> **SET EXERCISE**
Search the listing below for the word "pueden" and copy each line that holds it.

┄┄┄┄┄┄┄┄┄┄

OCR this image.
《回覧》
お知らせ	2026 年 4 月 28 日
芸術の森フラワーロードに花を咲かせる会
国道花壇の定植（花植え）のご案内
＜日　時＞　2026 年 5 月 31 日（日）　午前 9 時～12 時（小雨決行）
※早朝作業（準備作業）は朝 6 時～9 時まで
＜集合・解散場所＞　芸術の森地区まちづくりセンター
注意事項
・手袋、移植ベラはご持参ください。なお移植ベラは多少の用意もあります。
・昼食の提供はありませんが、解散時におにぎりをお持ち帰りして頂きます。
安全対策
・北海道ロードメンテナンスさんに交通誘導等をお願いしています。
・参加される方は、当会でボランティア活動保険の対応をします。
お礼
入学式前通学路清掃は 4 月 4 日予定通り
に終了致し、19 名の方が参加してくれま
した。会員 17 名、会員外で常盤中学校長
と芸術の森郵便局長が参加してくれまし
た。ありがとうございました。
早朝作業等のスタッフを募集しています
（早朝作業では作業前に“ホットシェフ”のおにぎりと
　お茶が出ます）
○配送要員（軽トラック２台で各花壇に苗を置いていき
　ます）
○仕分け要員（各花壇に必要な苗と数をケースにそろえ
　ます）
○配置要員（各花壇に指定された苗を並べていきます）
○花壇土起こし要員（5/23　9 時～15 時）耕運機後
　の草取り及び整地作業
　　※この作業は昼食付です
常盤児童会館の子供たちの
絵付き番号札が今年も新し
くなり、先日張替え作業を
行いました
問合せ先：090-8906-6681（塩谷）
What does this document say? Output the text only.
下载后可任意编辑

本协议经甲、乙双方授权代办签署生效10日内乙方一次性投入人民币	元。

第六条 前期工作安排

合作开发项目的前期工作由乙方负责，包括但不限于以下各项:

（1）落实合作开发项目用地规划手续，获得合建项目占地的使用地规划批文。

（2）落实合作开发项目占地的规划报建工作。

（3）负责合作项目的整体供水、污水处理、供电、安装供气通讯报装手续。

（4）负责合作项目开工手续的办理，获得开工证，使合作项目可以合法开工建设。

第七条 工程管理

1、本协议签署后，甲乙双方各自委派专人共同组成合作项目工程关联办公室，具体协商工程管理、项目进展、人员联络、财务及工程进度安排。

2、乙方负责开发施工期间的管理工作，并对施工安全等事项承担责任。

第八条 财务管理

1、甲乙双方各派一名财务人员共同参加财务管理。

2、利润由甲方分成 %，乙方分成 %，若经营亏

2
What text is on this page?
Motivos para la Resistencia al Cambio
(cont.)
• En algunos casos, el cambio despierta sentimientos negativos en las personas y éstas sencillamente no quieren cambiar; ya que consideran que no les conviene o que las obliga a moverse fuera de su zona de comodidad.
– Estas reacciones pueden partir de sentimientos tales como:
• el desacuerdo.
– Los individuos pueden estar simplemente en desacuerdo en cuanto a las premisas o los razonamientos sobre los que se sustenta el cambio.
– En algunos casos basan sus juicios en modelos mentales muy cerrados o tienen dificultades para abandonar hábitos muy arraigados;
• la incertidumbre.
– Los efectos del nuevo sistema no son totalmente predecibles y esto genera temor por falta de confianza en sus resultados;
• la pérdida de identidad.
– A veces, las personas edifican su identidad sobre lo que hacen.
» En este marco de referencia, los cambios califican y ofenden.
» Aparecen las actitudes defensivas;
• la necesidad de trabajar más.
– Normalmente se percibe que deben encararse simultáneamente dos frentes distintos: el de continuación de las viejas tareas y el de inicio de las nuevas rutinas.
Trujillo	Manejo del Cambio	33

┄┄┄┄┄┄┄┄┄┄

> **PROBLEM SOLUTION**
– Estas reacciones pueden partir de sentimientos tales como:
– Los individuos pueden estar simplemente en desacuerdo en cuanto a las premisas o los razonamientos sobre los que se sustenta el cambio.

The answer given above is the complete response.